_Your objective_. Pick out each line with the word "tensioner" from the material that follows.

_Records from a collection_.
'''
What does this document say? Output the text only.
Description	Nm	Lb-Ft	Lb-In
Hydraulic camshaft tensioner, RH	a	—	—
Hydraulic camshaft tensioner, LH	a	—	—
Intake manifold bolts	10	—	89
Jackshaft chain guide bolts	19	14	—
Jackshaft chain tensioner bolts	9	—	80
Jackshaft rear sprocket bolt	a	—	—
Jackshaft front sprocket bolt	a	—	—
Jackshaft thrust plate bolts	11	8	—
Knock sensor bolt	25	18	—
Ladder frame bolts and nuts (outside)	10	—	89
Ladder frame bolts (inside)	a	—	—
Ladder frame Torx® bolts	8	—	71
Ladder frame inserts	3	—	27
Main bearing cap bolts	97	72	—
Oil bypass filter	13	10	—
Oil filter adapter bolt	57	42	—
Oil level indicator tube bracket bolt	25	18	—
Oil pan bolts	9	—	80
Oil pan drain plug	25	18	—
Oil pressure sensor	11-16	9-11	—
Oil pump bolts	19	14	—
'''
_Answer to this problem_.
Hydraulic camshaft tensioner, RH	a	—	—
Hydraulic camshaft tensioner, LH	a	—	—
Jackshaft chain tensioner bolts	9	—	80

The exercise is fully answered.